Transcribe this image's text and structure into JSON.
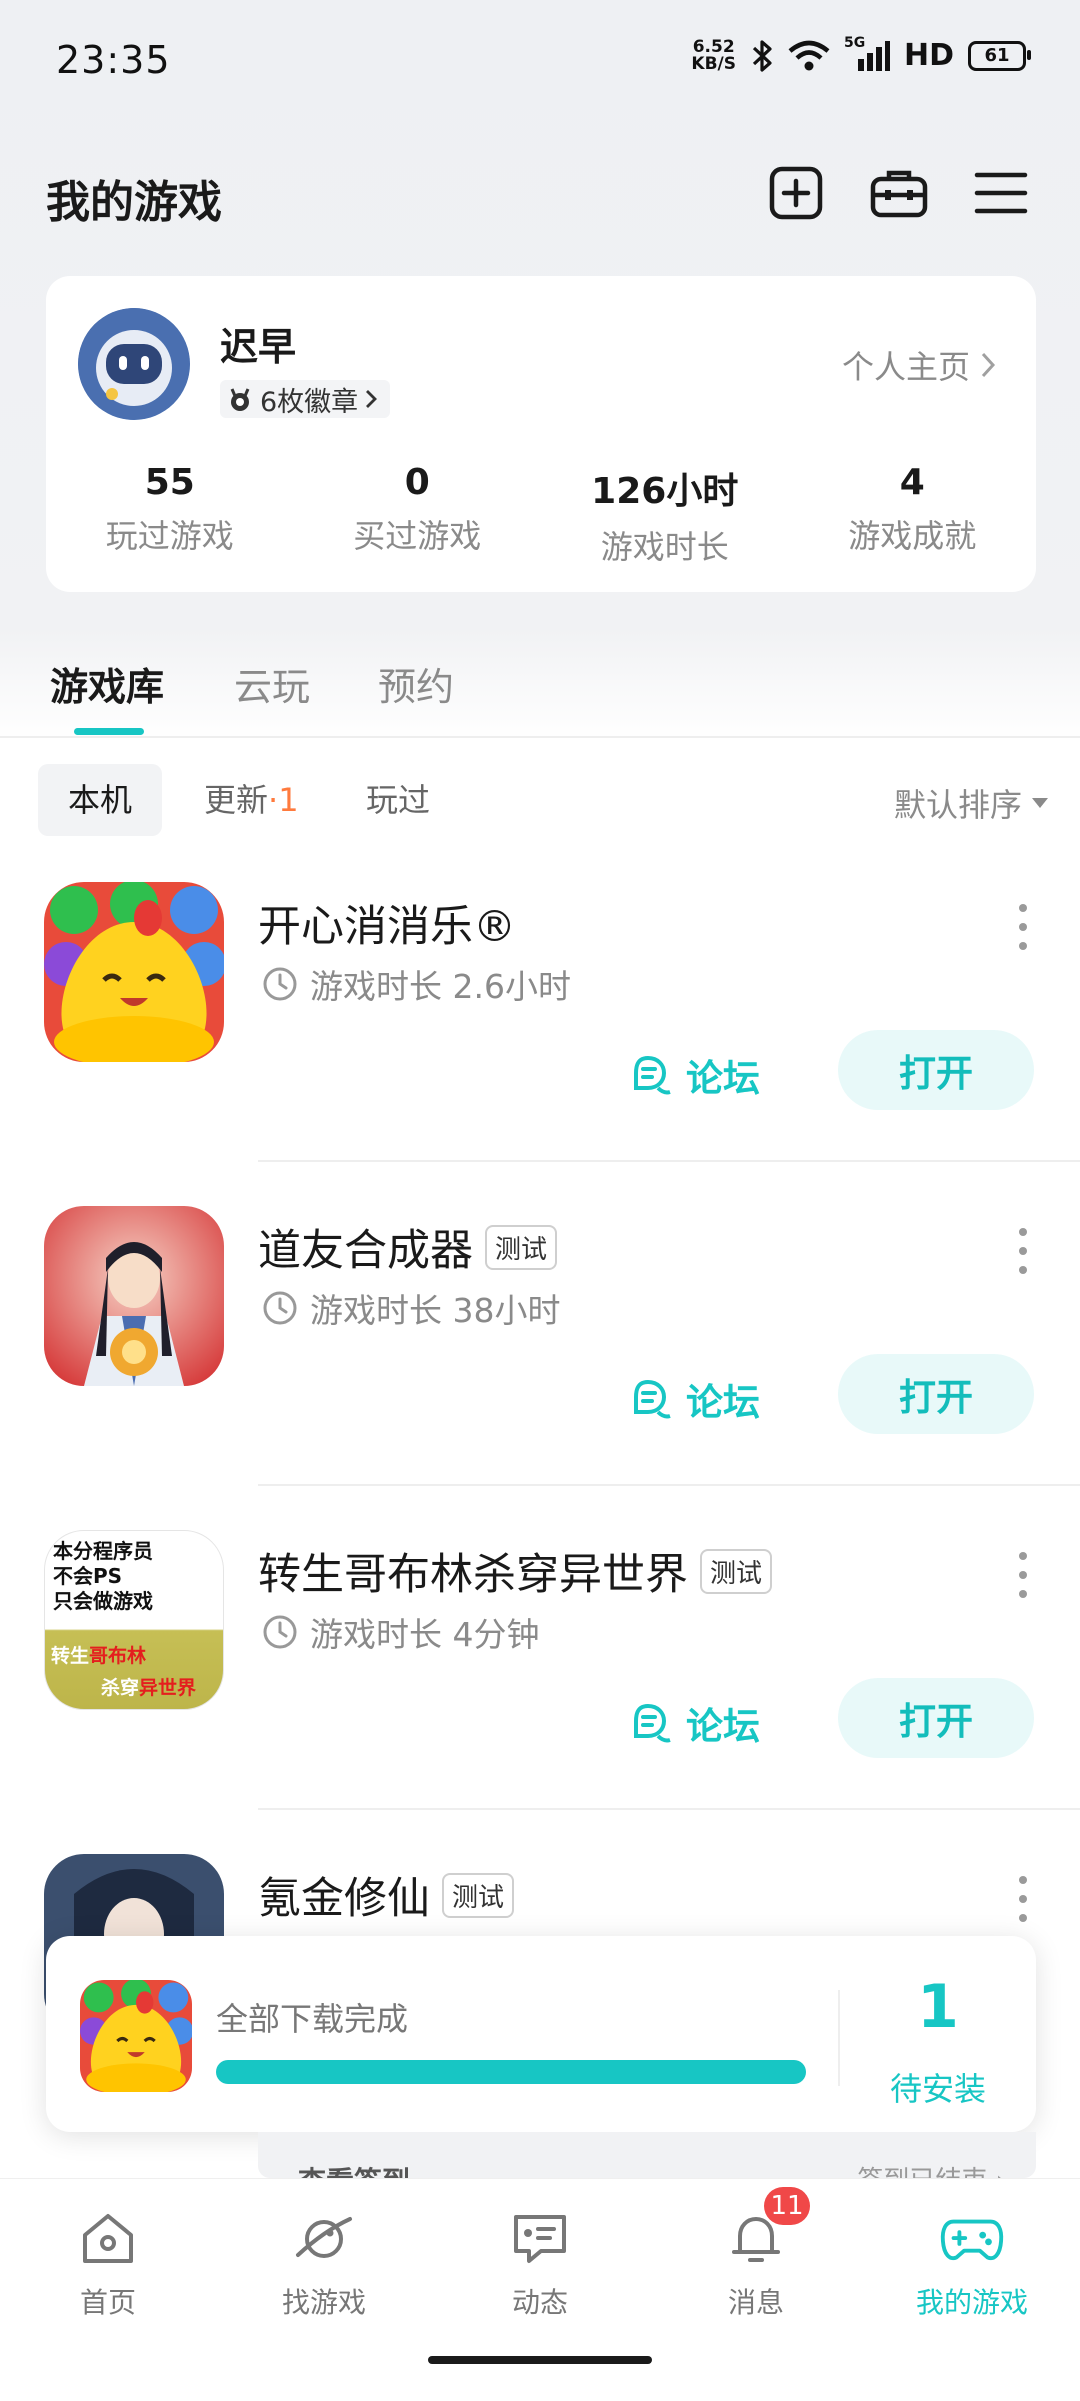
{
  "status_bar": {
    "time": "23:35",
    "net_speed_value": "6.52",
    "net_speed_unit": "KB/S",
    "network": "5G",
    "hd": "HD",
    "battery": "61"
  },
  "header": {
    "title": "我的游戏",
    "icons": [
      "add-icon",
      "toolbox-icon",
      "menu-icon"
    ]
  },
  "profile": {
    "username": "迟早",
    "badges": "6枚徽章",
    "homepage_link": "个人主页",
    "stats": [
      {
        "value": "55",
        "label": "玩过游戏"
      },
      {
        "value": "0",
        "label": "买过游戏"
      },
      {
        "value": "126小时",
        "label": "游戏时长"
      },
      {
        "value": "4",
        "label": "游戏成就"
      }
    ]
  },
  "main_tabs": [
    {
      "label": "游戏库",
      "active": true
    },
    {
      "label": "云玩",
      "active": false
    },
    {
      "label": "预约",
      "active": false
    }
  ],
  "sub_tabs": {
    "local": "本机",
    "update": "更新",
    "update_sep": "·",
    "update_count": "1",
    "played": "玩过",
    "sort": "默认排序"
  },
  "games": [
    {
      "name": "开心消消乐®",
      "tag": "",
      "playtime": "游戏时长 2.6小时",
      "forum": "论坛",
      "open": "打开"
    },
    {
      "name": "道友合成器",
      "tag": "测试",
      "playtime": "游戏时长 38小时",
      "forum": "论坛",
      "open": "打开"
    },
    {
      "name": "转生哥布林杀穿异世界",
      "tag": "测试",
      "playtime": "游戏时长 4分钟",
      "forum": "论坛",
      "open": "打开",
      "icon_text": {
        "line1": "本分程序员",
        "line2": "不会PS",
        "line3": "只会做游戏",
        "t1": "转生",
        "t2": "哥布林",
        "t3": "杀穿",
        "t4": "异世界"
      }
    },
    {
      "name": "氪金修仙",
      "tag": "测试"
    }
  ],
  "peek": {
    "left": "查看签到",
    "right": "签到已结束 ›"
  },
  "download": {
    "status": "全部下载完成",
    "progress": 1.0,
    "pending_count": "1",
    "pending_label": "待安装"
  },
  "bottom_nav": [
    {
      "label": "首页",
      "icon": "home-icon"
    },
    {
      "label": "找游戏",
      "icon": "planet-icon"
    },
    {
      "label": "动态",
      "icon": "chat-icon"
    },
    {
      "label": "消息",
      "icon": "bell-icon",
      "badge": "11"
    },
    {
      "label": "我的游戏",
      "icon": "gamepad-icon",
      "active": true
    }
  ],
  "colors": {
    "accent": "#17c6c4",
    "update_count": "#ff7a3d",
    "badge": "#f04848"
  }
}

_ _ _ _ _ _ _

| Written problem |
Reproduce all entries exactly. Pictures do not belong in the copy.

| Result of the exercise |
Transcribe this image's text and structure into JSON.
{
  "status_bar": {
    "time": "23:35",
    "net_speed_value": "6.52",
    "net_speed_unit": "KB/S",
    "network": "5G",
    "hd": "HD",
    "battery": "61"
  },
  "header": {
    "title": "我的游戏",
    "icons": [
      "add-icon",
      "toolbox-icon",
      "menu-icon"
    ]
  },
  "profile": {
    "username": "迟早",
    "badges": "6枚徽章",
    "homepage_link": "个人主页",
    "stats": [
      {
        "value": "55",
        "label": "玩过游戏"
      },
      {
        "value": "0",
        "label": "买过游戏"
      },
      {
        "value": "126小时",
        "label": "游戏时长"
      },
      {
        "value": "4",
        "label": "游戏成就"
      }
    ]
  },
  "main_tabs": [
    {
      "label": "游戏库",
      "active": true
    },
    {
      "label": "云玩",
      "active": false
    },
    {
      "label": "预约",
      "active": false
    }
  ],
  "sub_tabs": {
    "local": "本机",
    "update": "更新",
    "update_sep": "·",
    "update_count": "1",
    "played": "玩过",
    "sort": "默认排序"
  },
  "games": [
    {
      "name": "开心消消乐®",
      "tag": "",
      "playtime": "游戏时长 2.6小时",
      "forum": "论坛",
      "open": "打开"
    },
    {
      "name": "道友合成器",
      "tag": "测试",
      "playtime": "游戏时长 38小时",
      "forum": "论坛",
      "open": "打开"
    },
    {
      "name": "转生哥布林杀穿异世界",
      "tag": "测试",
      "playtime": "游戏时长 4分钟",
      "forum": "论坛",
      "open": "打开",
      "icon_text": {
        "line1": "本分程序员",
        "line2": "不会PS",
        "line3": "只会做游戏",
        "t1": "转生",
        "t2": "哥布林",
        "t3": "杀穿",
        "t4": "异世界"
      }
    },
    {
      "name": "氪金修仙",
      "tag": "测试"
    }
  ],
  "peek": {
    "left": "查看签到",
    "right": "签到已结束 ›"
  },
  "download": {
    "status": "全部下载完成",
    "progress": 1.0,
    "pending_count": "1",
    "pending_label": "待安装"
  },
  "bottom_nav": [
    {
      "label": "首页",
      "icon": "home-icon"
    },
    {
      "label": "找游戏",
      "icon": "planet-icon"
    },
    {
      "label": "动态",
      "icon": "chat-icon"
    },
    {
      "label": "消息",
      "icon": "bell-icon",
      "badge": "11"
    },
    {
      "label": "我的游戏",
      "icon": "gamepad-icon",
      "active": true
    }
  ],
  "colors": {
    "accent": "#17c6c4",
    "update_count": "#ff7a3d",
    "badge": "#f04848"
  }
}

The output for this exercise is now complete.